Items listed in a dataset:
--- start ---
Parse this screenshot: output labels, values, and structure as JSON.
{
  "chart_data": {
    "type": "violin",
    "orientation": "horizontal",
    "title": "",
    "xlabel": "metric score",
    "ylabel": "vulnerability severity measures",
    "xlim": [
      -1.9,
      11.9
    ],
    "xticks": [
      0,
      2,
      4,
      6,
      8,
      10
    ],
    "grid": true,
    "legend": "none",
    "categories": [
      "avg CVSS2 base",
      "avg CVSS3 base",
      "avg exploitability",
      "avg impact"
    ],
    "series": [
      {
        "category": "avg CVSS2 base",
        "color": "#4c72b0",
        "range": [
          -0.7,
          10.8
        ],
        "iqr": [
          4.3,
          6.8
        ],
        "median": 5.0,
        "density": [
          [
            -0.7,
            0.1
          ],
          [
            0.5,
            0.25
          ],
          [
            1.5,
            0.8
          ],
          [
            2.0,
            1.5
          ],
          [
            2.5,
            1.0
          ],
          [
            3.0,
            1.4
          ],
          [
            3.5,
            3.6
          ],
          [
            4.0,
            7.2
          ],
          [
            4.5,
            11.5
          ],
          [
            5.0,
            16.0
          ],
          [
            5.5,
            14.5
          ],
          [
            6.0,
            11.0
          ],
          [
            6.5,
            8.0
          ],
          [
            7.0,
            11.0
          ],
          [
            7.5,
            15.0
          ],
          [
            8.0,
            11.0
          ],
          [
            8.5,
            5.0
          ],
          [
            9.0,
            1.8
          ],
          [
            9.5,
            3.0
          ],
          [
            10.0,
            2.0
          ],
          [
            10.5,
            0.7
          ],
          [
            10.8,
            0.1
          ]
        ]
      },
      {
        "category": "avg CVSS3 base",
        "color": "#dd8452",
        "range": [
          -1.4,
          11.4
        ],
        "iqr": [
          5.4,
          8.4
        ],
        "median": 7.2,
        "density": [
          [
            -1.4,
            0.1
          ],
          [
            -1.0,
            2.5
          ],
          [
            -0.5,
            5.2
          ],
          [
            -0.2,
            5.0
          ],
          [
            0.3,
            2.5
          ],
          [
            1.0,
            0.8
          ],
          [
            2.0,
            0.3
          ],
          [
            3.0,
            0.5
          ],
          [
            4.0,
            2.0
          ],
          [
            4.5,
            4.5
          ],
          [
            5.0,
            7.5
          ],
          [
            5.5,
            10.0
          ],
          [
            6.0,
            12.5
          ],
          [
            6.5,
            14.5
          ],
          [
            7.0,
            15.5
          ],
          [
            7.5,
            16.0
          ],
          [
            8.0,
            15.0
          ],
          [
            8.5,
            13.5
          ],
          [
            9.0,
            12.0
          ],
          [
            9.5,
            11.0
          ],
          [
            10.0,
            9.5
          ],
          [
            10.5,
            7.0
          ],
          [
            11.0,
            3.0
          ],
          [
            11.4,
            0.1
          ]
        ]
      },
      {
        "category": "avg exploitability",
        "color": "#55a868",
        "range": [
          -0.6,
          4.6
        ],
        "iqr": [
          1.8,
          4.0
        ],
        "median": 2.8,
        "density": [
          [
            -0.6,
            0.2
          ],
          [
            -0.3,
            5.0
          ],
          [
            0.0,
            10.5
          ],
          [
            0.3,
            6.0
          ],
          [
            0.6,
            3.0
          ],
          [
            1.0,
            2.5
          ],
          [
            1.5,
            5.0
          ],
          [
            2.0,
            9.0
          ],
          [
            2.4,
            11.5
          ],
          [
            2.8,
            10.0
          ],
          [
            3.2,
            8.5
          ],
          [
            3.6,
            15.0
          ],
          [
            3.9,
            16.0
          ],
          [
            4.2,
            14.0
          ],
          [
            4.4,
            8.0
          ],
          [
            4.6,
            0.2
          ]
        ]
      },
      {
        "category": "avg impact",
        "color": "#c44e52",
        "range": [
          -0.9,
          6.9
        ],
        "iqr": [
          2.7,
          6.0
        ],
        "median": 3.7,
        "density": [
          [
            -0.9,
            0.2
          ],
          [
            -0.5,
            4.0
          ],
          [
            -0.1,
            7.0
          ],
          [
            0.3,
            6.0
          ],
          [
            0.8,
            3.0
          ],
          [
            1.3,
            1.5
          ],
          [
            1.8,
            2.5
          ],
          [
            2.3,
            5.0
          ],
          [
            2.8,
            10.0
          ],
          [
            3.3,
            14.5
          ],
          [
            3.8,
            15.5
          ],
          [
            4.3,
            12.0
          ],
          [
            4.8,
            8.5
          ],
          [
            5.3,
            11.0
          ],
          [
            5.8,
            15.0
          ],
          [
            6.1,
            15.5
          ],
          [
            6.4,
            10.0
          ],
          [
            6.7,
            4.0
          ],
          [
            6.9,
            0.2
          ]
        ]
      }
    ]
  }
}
--- end ---
--- start ---
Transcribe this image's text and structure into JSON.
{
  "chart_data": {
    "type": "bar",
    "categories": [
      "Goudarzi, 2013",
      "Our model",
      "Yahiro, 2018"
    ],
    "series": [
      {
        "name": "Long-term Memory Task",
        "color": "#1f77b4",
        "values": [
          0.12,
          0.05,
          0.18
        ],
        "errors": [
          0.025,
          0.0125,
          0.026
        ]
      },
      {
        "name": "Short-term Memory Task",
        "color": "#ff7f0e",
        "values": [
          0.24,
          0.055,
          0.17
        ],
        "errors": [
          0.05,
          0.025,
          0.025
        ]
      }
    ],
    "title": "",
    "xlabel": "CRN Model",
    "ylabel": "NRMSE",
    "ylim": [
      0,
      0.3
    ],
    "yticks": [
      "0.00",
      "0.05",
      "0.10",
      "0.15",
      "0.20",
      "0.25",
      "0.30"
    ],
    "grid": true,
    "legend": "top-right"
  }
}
--- end ---
--- start ---
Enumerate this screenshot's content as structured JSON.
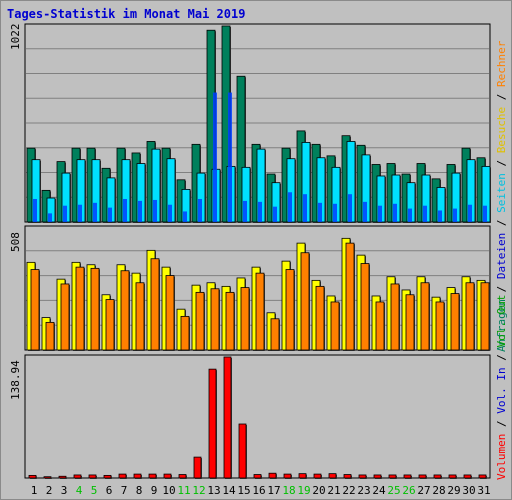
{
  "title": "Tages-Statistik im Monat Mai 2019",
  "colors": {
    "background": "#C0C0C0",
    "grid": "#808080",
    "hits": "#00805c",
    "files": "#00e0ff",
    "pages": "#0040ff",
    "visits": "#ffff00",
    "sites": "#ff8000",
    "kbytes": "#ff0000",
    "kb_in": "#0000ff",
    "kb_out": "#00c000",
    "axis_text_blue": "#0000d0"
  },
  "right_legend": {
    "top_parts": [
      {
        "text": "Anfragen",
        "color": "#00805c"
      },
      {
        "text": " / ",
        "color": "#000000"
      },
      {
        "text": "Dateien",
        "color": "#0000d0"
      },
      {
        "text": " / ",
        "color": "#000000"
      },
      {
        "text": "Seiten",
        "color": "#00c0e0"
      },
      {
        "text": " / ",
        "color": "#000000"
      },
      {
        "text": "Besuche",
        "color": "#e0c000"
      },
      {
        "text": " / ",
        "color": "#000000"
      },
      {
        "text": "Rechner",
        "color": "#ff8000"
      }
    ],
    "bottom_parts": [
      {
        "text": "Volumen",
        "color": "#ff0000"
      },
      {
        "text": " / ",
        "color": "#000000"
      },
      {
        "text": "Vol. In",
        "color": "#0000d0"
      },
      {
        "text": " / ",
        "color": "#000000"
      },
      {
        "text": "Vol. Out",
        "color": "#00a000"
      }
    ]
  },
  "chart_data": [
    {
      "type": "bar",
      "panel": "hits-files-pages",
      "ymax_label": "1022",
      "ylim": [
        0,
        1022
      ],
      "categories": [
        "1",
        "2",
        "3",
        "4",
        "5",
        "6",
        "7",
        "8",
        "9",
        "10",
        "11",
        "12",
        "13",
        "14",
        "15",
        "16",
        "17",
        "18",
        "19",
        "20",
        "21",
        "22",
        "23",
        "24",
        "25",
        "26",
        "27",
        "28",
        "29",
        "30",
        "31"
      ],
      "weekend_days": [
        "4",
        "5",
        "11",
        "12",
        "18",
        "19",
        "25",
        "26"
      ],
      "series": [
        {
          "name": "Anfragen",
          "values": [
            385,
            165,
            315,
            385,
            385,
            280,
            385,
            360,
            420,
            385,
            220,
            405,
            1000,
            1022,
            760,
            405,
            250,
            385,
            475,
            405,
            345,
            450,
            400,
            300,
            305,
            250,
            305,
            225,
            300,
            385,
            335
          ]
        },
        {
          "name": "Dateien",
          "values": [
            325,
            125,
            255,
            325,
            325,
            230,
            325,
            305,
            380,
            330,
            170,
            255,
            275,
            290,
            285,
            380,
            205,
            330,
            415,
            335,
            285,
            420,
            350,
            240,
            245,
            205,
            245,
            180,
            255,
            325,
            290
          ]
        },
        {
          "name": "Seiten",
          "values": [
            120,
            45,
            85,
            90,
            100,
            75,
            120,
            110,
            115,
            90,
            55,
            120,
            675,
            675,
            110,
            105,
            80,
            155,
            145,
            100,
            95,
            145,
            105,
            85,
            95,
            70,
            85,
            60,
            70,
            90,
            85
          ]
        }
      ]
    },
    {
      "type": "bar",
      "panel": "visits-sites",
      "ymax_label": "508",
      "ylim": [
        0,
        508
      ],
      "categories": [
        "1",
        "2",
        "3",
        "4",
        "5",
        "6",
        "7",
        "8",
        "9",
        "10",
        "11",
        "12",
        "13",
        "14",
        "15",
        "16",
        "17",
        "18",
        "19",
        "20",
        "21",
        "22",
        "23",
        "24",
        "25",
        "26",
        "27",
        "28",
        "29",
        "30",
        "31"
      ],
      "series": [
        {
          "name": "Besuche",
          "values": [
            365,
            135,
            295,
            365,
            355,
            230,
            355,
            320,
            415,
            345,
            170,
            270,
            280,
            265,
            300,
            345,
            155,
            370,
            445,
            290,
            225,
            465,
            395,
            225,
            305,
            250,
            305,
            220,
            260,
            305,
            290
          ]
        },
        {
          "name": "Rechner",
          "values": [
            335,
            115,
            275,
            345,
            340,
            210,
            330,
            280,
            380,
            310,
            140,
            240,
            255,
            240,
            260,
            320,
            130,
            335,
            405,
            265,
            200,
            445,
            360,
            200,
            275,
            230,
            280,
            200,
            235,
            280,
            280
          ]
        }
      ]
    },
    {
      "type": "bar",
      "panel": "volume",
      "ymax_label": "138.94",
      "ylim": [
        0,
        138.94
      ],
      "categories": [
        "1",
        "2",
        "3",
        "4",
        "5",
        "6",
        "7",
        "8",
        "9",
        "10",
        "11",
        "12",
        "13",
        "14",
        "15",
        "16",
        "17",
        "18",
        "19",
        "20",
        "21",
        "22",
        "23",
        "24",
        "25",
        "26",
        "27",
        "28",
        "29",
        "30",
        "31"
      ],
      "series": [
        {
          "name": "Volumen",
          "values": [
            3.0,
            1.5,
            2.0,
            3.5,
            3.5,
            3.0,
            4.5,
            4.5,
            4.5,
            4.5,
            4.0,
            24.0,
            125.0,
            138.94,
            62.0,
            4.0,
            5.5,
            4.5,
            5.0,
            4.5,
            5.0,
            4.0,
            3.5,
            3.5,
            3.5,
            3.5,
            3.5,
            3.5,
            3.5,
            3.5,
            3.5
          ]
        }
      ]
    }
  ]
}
--- end ---
WHAT THE TASK REQUIRES
Find the lines above that include the string "pages" and copy them.

THE COMPLETED TASK
    "pages": "#0040ff",
      "panel": "hits-files-pages",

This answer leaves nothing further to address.